▶ Record extracts:

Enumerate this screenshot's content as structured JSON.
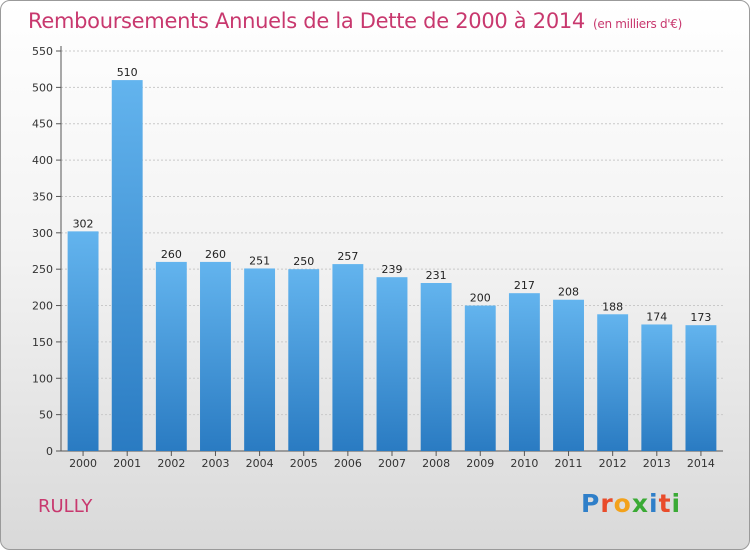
{
  "header": {
    "title": "Remboursements Annuels de la Dette de 2000 à 2014",
    "unit": "(en milliers d'€)"
  },
  "footer": {
    "city": "RULLY",
    "logo_letters": [
      "P",
      "r",
      "o",
      "x",
      "i",
      "t",
      "i"
    ],
    "logo_colors": [
      "#2f7fc9",
      "#e94c2b",
      "#f3a21b",
      "#3aaa35",
      "#2f7fc9",
      "#e94c2b",
      "#3aaa35"
    ]
  },
  "chart_data": {
    "type": "bar",
    "categories": [
      "2000",
      "2001",
      "2002",
      "2003",
      "2004",
      "2005",
      "2006",
      "2007",
      "2008",
      "2009",
      "2010",
      "2011",
      "2012",
      "2013",
      "2014"
    ],
    "values": [
      302,
      510,
      260,
      260,
      251,
      250,
      257,
      239,
      231,
      200,
      217,
      208,
      188,
      174,
      173
    ],
    "ylim": [
      0,
      550
    ],
    "yticks": [
      0,
      50,
      100,
      150,
      200,
      250,
      300,
      350,
      400,
      450,
      500,
      550
    ],
    "grid": true,
    "bar_color_top": "#63b4ee",
    "bar_color_bottom": "#2a7bc2"
  }
}
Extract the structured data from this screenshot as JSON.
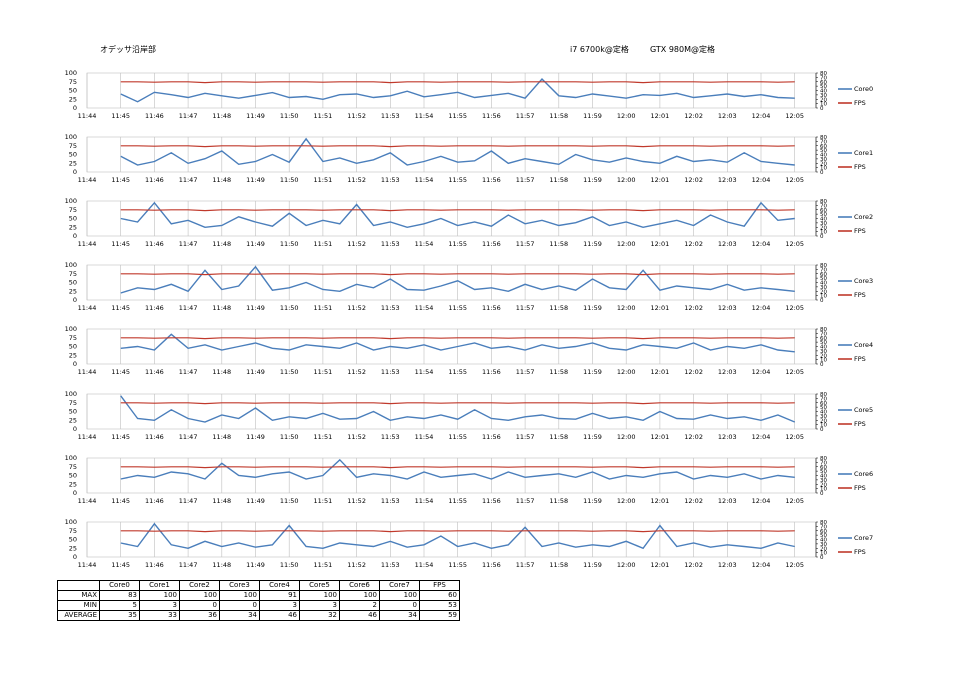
{
  "header": {
    "title": "オデッサ沿岸部",
    "cpu": "i7 6700k@定格",
    "gpu": "GTX 980M@定格"
  },
  "colors": {
    "core": "#4a7ebb",
    "fps": "#c0392b",
    "grid": "#bfbfbf"
  },
  "chart_data": {
    "type": "line",
    "x_ticks": [
      "11:44",
      "11:45",
      "11:46",
      "11:47",
      "11:48",
      "11:49",
      "11:50",
      "11:51",
      "11:52",
      "11:53",
      "11:54",
      "11:55",
      "11:56",
      "11:57",
      "11:58",
      "11:59",
      "12:00",
      "12:01",
      "12:02",
      "12:03",
      "12:04",
      "12:05"
    ],
    "y_left": {
      "ticks": [
        0,
        25,
        50,
        75,
        100
      ],
      "ylim": [
        0,
        100
      ]
    },
    "y_right": {
      "ticks": [
        0,
        10,
        20,
        30,
        40,
        50,
        60,
        70,
        80
      ],
      "ylim": [
        0,
        80
      ]
    },
    "x_start": "11:45",
    "x_end": "12:05",
    "grid": "vertical",
    "legend": "right",
    "fps": {
      "name": "FPS",
      "values": [
        60,
        60,
        59,
        60,
        60,
        58,
        60,
        60,
        59,
        60,
        60,
        60,
        59,
        60,
        60,
        60,
        58,
        60,
        60,
        59,
        60,
        60,
        60,
        59,
        60,
        60,
        60,
        60,
        59,
        60,
        60,
        58,
        60,
        60,
        60,
        59,
        60,
        60,
        60,
        59,
        60
      ]
    },
    "charts": [
      {
        "name": "Core0",
        "values": [
          40,
          18,
          45,
          38,
          30,
          42,
          35,
          28,
          36,
          44,
          30,
          33,
          25,
          38,
          40,
          30,
          35,
          48,
          32,
          38,
          45,
          30,
          36,
          42,
          28,
          83,
          35,
          30,
          40,
          34,
          28,
          38,
          36,
          42,
          30,
          35,
          40,
          33,
          38,
          30,
          28
        ]
      },
      {
        "name": "Core1",
        "values": [
          45,
          20,
          30,
          55,
          25,
          38,
          60,
          22,
          30,
          50,
          28,
          95,
          30,
          40,
          25,
          35,
          55,
          20,
          30,
          45,
          28,
          32,
          60,
          25,
          38,
          30,
          22,
          50,
          35,
          28,
          40,
          30,
          25,
          45,
          30,
          35,
          28,
          55,
          30,
          25,
          20
        ]
      },
      {
        "name": "Core2",
        "values": [
          50,
          40,
          95,
          35,
          45,
          25,
          30,
          55,
          40,
          28,
          65,
          30,
          45,
          35,
          90,
          30,
          40,
          25,
          35,
          50,
          30,
          40,
          28,
          60,
          35,
          45,
          30,
          38,
          55,
          30,
          40,
          25,
          35,
          45,
          30,
          60,
          40,
          28,
          95,
          45,
          50
        ]
      },
      {
        "name": "Core3",
        "values": [
          20,
          35,
          30,
          45,
          25,
          85,
          30,
          40,
          95,
          28,
          35,
          50,
          30,
          25,
          45,
          35,
          60,
          30,
          28,
          40,
          55,
          30,
          35,
          25,
          45,
          30,
          40,
          28,
          60,
          35,
          30,
          85,
          28,
          40,
          35,
          30,
          45,
          28,
          35,
          30,
          25
        ]
      },
      {
        "name": "Core4",
        "values": [
          45,
          50,
          40,
          85,
          45,
          55,
          40,
          50,
          60,
          45,
          40,
          55,
          50,
          45,
          60,
          40,
          50,
          45,
          55,
          40,
          50,
          60,
          45,
          50,
          40,
          55,
          45,
          50,
          60,
          45,
          40,
          55,
          50,
          45,
          60,
          40,
          50,
          45,
          55,
          40,
          35
        ]
      },
      {
        "name": "Core5",
        "values": [
          95,
          30,
          25,
          55,
          30,
          20,
          40,
          30,
          60,
          25,
          35,
          30,
          45,
          28,
          30,
          50,
          25,
          35,
          30,
          40,
          28,
          55,
          30,
          25,
          35,
          40,
          30,
          28,
          45,
          30,
          35,
          25,
          50,
          30,
          28,
          40,
          30,
          35,
          25,
          40,
          20
        ]
      },
      {
        "name": "Core6",
        "values": [
          40,
          50,
          45,
          60,
          55,
          40,
          85,
          50,
          45,
          55,
          60,
          40,
          50,
          95,
          45,
          55,
          50,
          40,
          60,
          45,
          50,
          55,
          40,
          60,
          45,
          50,
          55,
          45,
          60,
          40,
          50,
          45,
          55,
          60,
          40,
          50,
          45,
          55,
          40,
          50,
          45
        ]
      },
      {
        "name": "Core7",
        "values": [
          40,
          30,
          95,
          35,
          25,
          45,
          30,
          40,
          28,
          35,
          90,
          30,
          25,
          40,
          35,
          30,
          45,
          28,
          35,
          60,
          30,
          40,
          25,
          35,
          85,
          30,
          40,
          28,
          35,
          30,
          45,
          25,
          90,
          30,
          40,
          28,
          35,
          30,
          25,
          40,
          30
        ]
      }
    ]
  },
  "table": {
    "headers": [
      "",
      "Core0",
      "Core1",
      "Core2",
      "Core3",
      "Core4",
      "Core5",
      "Core6",
      "Core7",
      "FPS"
    ],
    "rows": [
      {
        "label": "MAX",
        "values": [
          "83",
          "100",
          "100",
          "100",
          "91",
          "100",
          "100",
          "100",
          "60"
        ]
      },
      {
        "label": "MIN",
        "values": [
          "5",
          "3",
          "0",
          "0",
          "3",
          "3",
          "2",
          "0",
          "53"
        ]
      },
      {
        "label": "AVERAGE",
        "values": [
          "35",
          "33",
          "36",
          "34",
          "46",
          "32",
          "46",
          "34",
          "59"
        ]
      }
    ]
  }
}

▶ Your task:
The records above are to be quoted exactly, with all pictures left out.

▶ The answer:
Enumerate this screenshot's content as structured JSON.
{
  "header": {
    "title": "Remboursements Annuels de la Dette de 2000 à 2014",
    "unit": "(en milliers d'€)"
  },
  "footer": {
    "city": "RULLY",
    "logo_letters": [
      "P",
      "r",
      "o",
      "x",
      "i",
      "t",
      "i"
    ],
    "logo_colors": [
      "#2f7fc9",
      "#e94c2b",
      "#f3a21b",
      "#3aaa35",
      "#2f7fc9",
      "#e94c2b",
      "#3aaa35"
    ]
  },
  "chart_data": {
    "type": "bar",
    "categories": [
      "2000",
      "2001",
      "2002",
      "2003",
      "2004",
      "2005",
      "2006",
      "2007",
      "2008",
      "2009",
      "2010",
      "2011",
      "2012",
      "2013",
      "2014"
    ],
    "values": [
      302,
      510,
      260,
      260,
      251,
      250,
      257,
      239,
      231,
      200,
      217,
      208,
      188,
      174,
      173
    ],
    "ylim": [
      0,
      550
    ],
    "yticks": [
      0,
      50,
      100,
      150,
      200,
      250,
      300,
      350,
      400,
      450,
      500,
      550
    ],
    "grid": true,
    "bar_color_top": "#63b4ee",
    "bar_color_bottom": "#2a7bc2"
  }
}
Extract the structured data from this screenshot as JSON.
{
  "header": {
    "title": "オデッサ沿岸部",
    "cpu": "i7 6700k@定格",
    "gpu": "GTX 980M@定格"
  },
  "colors": {
    "core": "#4a7ebb",
    "fps": "#c0392b",
    "grid": "#bfbfbf"
  },
  "chart_data": {
    "type": "line",
    "x_ticks": [
      "11:44",
      "11:45",
      "11:46",
      "11:47",
      "11:48",
      "11:49",
      "11:50",
      "11:51",
      "11:52",
      "11:53",
      "11:54",
      "11:55",
      "11:56",
      "11:57",
      "11:58",
      "11:59",
      "12:00",
      "12:01",
      "12:02",
      "12:03",
      "12:04",
      "12:05"
    ],
    "y_left": {
      "ticks": [
        0,
        25,
        50,
        75,
        100
      ],
      "ylim": [
        0,
        100
      ]
    },
    "y_right": {
      "ticks": [
        0,
        10,
        20,
        30,
        40,
        50,
        60,
        70,
        80
      ],
      "ylim": [
        0,
        80
      ]
    },
    "x_start": "11:45",
    "x_end": "12:05",
    "grid": "vertical",
    "legend": "right",
    "fps": {
      "name": "FPS",
      "values": [
        60,
        60,
        59,
        60,
        60,
        58,
        60,
        60,
        59,
        60,
        60,
        60,
        59,
        60,
        60,
        60,
        58,
        60,
        60,
        59,
        60,
        60,
        60,
        59,
        60,
        60,
        60,
        60,
        59,
        60,
        60,
        58,
        60,
        60,
        60,
        59,
        60,
        60,
        60,
        59,
        60
      ]
    },
    "charts": [
      {
        "name": "Core0",
        "values": [
          40,
          18,
          45,
          38,
          30,
          42,
          35,
          28,
          36,
          44,
          30,
          33,
          25,
          38,
          40,
          30,
          35,
          48,
          32,
          38,
          45,
          30,
          36,
          42,
          28,
          83,
          35,
          30,
          40,
          34,
          28,
          38,
          36,
          42,
          30,
          35,
          40,
          33,
          38,
          30,
          28
        ]
      },
      {
        "name": "Core1",
        "values": [
          45,
          20,
          30,
          55,
          25,
          38,
          60,
          22,
          30,
          50,
          28,
          95,
          30,
          40,
          25,
          35,
          55,
          20,
          30,
          45,
          28,
          32,
          60,
          25,
          38,
          30,
          22,
          50,
          35,
          28,
          40,
          30,
          25,
          45,
          30,
          35,
          28,
          55,
          30,
          25,
          20
        ]
      },
      {
        "name": "Core2",
        "values": [
          50,
          40,
          95,
          35,
          45,
          25,
          30,
          55,
          40,
          28,
          65,
          30,
          45,
          35,
          90,
          30,
          40,
          25,
          35,
          50,
          30,
          40,
          28,
          60,
          35,
          45,
          30,
          38,
          55,
          30,
          40,
          25,
          35,
          45,
          30,
          60,
          40,
          28,
          95,
          45,
          50
        ]
      },
      {
        "name": "Core3",
        "values": [
          20,
          35,
          30,
          45,
          25,
          85,
          30,
          40,
          95,
          28,
          35,
          50,
          30,
          25,
          45,
          35,
          60,
          30,
          28,
          40,
          55,
          30,
          35,
          25,
          45,
          30,
          40,
          28,
          60,
          35,
          30,
          85,
          28,
          40,
          35,
          30,
          45,
          28,
          35,
          30,
          25
        ]
      },
      {
        "name": "Core4",
        "values": [
          45,
          50,
          40,
          85,
          45,
          55,
          40,
          50,
          60,
          45,
          40,
          55,
          50,
          45,
          60,
          40,
          50,
          45,
          55,
          40,
          50,
          60,
          45,
          50,
          40,
          55,
          45,
          50,
          60,
          45,
          40,
          55,
          50,
          45,
          60,
          40,
          50,
          45,
          55,
          40,
          35
        ]
      },
      {
        "name": "Core5",
        "values": [
          95,
          30,
          25,
          55,
          30,
          20,
          40,
          30,
          60,
          25,
          35,
          30,
          45,
          28,
          30,
          50,
          25,
          35,
          30,
          40,
          28,
          55,
          30,
          25,
          35,
          40,
          30,
          28,
          45,
          30,
          35,
          25,
          50,
          30,
          28,
          40,
          30,
          35,
          25,
          40,
          20
        ]
      },
      {
        "name": "Core6",
        "values": [
          40,
          50,
          45,
          60,
          55,
          40,
          85,
          50,
          45,
          55,
          60,
          40,
          50,
          95,
          45,
          55,
          50,
          40,
          60,
          45,
          50,
          55,
          40,
          60,
          45,
          50,
          55,
          45,
          60,
          40,
          50,
          45,
          55,
          60,
          40,
          50,
          45,
          55,
          40,
          50,
          45
        ]
      },
      {
        "name": "Core7",
        "values": [
          40,
          30,
          95,
          35,
          25,
          45,
          30,
          40,
          28,
          35,
          90,
          30,
          25,
          40,
          35,
          30,
          45,
          28,
          35,
          60,
          30,
          40,
          25,
          35,
          85,
          30,
          40,
          28,
          35,
          30,
          45,
          25,
          90,
          30,
          40,
          28,
          35,
          30,
          25,
          40,
          30
        ]
      }
    ]
  },
  "table": {
    "headers": [
      "",
      "Core0",
      "Core1",
      "Core2",
      "Core3",
      "Core4",
      "Core5",
      "Core6",
      "Core7",
      "FPS"
    ],
    "rows": [
      {
        "label": "MAX",
        "values": [
          "83",
          "100",
          "100",
          "100",
          "91",
          "100",
          "100",
          "100",
          "60"
        ]
      },
      {
        "label": "MIN",
        "values": [
          "5",
          "3",
          "0",
          "0",
          "3",
          "3",
          "2",
          "0",
          "53"
        ]
      },
      {
        "label": "AVERAGE",
        "values": [
          "35",
          "33",
          "36",
          "34",
          "46",
          "32",
          "46",
          "34",
          "59"
        ]
      }
    ]
  }
}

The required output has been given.